* Begin INPUT MATERIAL *

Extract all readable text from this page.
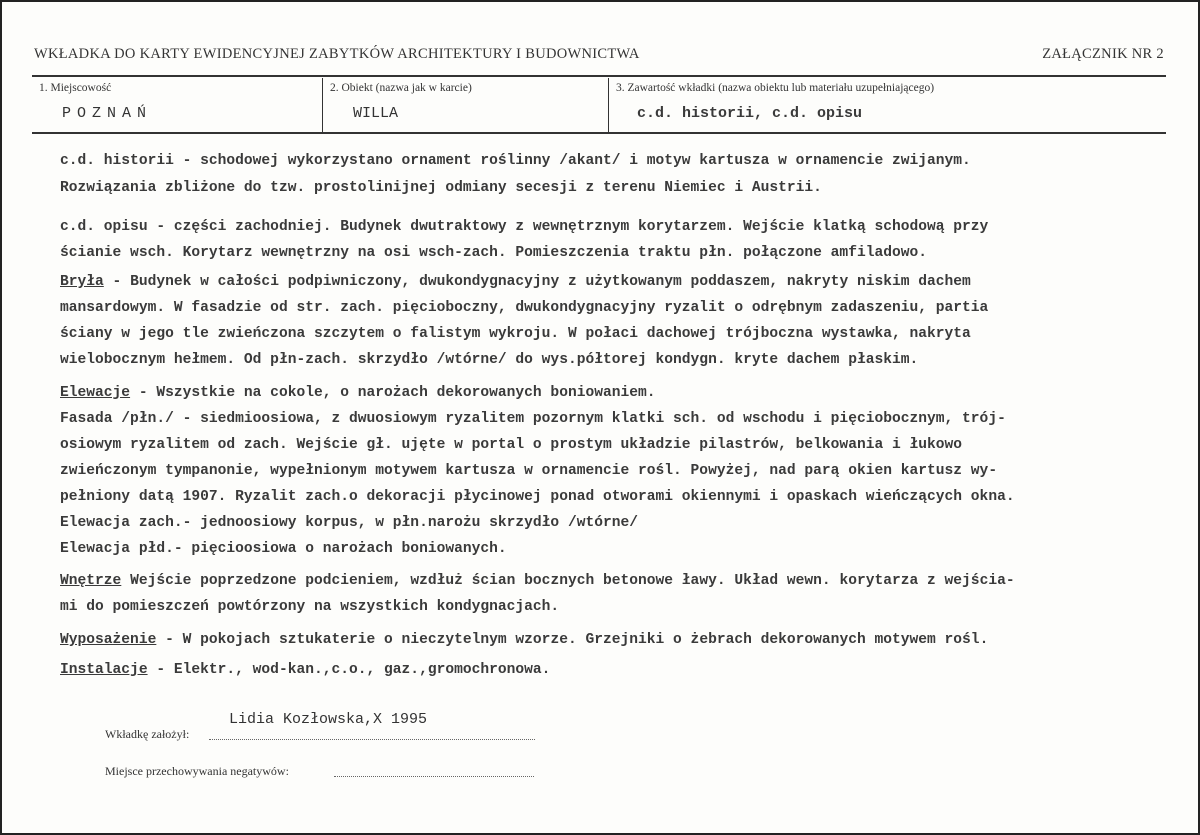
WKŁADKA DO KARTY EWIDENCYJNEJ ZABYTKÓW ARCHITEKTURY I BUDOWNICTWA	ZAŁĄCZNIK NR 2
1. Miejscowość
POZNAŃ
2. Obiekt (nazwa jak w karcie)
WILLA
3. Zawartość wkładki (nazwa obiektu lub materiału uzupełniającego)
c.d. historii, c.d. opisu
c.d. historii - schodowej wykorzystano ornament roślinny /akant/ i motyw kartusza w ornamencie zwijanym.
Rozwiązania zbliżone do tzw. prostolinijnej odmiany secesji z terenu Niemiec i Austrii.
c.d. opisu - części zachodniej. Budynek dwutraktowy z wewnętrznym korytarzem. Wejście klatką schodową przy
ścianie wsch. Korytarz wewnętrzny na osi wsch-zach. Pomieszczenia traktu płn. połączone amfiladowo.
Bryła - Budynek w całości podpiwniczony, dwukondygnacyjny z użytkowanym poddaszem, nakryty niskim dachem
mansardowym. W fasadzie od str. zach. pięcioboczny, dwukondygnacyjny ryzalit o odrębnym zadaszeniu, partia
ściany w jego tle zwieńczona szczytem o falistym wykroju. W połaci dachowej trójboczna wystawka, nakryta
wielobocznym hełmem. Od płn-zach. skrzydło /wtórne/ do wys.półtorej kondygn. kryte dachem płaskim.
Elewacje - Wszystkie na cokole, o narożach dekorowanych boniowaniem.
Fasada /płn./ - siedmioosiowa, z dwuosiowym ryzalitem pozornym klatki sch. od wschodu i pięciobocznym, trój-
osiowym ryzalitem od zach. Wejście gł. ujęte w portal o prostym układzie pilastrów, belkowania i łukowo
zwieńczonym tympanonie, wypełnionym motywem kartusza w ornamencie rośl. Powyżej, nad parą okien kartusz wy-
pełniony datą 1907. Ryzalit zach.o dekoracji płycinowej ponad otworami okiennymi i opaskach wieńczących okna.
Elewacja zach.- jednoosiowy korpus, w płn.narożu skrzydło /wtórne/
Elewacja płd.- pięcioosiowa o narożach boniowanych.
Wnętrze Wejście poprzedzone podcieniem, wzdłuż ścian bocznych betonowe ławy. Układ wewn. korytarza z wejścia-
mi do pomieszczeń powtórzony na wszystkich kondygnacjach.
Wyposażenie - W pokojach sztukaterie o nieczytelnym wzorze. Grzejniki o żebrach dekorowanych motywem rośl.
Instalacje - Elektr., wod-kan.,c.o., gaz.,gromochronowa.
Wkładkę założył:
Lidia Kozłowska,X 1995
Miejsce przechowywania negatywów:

* End INPUT MATERIAL *
* Begin INPUT MATERIAL *

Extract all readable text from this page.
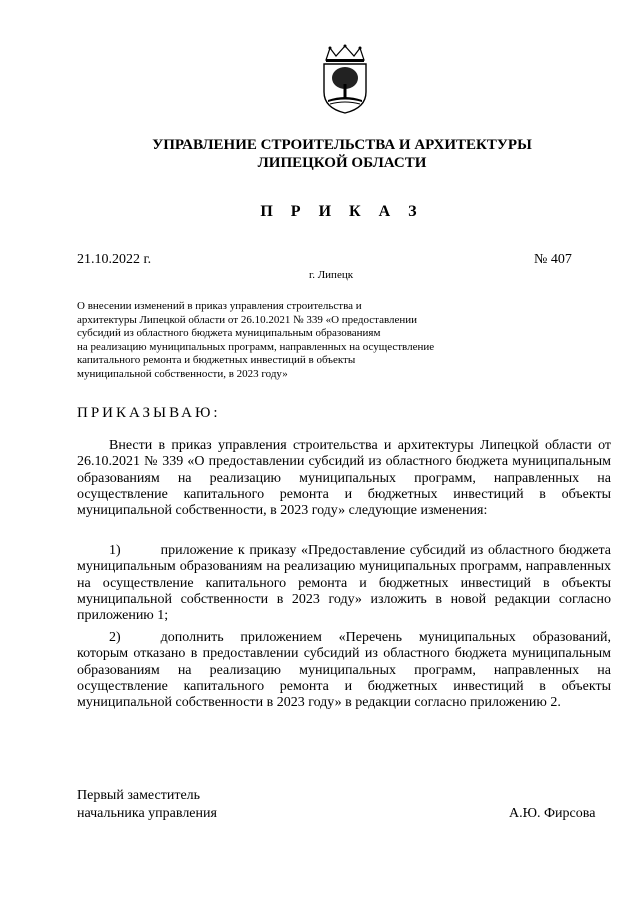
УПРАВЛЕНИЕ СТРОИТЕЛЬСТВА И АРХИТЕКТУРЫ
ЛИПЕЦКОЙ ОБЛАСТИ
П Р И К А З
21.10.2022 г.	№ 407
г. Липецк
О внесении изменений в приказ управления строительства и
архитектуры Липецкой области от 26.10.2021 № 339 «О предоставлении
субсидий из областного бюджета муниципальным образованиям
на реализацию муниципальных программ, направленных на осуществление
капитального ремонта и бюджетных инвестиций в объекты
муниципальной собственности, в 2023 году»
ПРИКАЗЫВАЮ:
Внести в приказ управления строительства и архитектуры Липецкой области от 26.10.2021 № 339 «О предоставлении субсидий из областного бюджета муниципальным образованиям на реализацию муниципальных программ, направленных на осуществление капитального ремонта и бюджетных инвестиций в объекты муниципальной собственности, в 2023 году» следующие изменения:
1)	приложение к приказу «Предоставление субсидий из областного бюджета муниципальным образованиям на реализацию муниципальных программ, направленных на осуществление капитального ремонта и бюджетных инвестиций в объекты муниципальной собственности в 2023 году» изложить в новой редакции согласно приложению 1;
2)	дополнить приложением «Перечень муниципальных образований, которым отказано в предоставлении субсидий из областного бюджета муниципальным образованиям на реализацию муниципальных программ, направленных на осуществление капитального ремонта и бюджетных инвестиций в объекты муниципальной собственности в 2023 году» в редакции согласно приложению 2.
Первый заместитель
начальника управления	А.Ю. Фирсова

* End INPUT MATERIAL *

§ STATED EXERCISE
Extract from the material all lines containing the string "муниципальной".

§ EXERCISE RESULT
муниципальной собственности, в 2023 году»
Внести в приказ управления строительства и архитектуры Липецкой области от 26.10.2021 № 339 «О предоставлении субсидий из областного бюджета муниципальным образованиям на реализацию муниципальных программ, направленных на осуществление капитального ремонта и бюджетных инвестиций в объекты муниципальной собственности, в 2023 году» следующие изменения:
1)	приложение к приказу «Предоставление субсидий из областного бюджета муниципальным образованиям на реализацию муниципальных программ, направленных на осуществление капитального ремонта и бюджетных инвестиций в объекты муниципальной собственности в 2023 году» изложить в новой редакции согласно приложению 1;
2)	дополнить приложением «Перечень муниципальных образований, которым отказано в предоставлении субсидий из областного бюджета муниципальным образованиям на реализацию муниципальных программ, направленных на осуществление капитального ремонта и бюджетных инвестиций в объекты муниципальной собственности в 2023 году» в редакции согласно приложению 2.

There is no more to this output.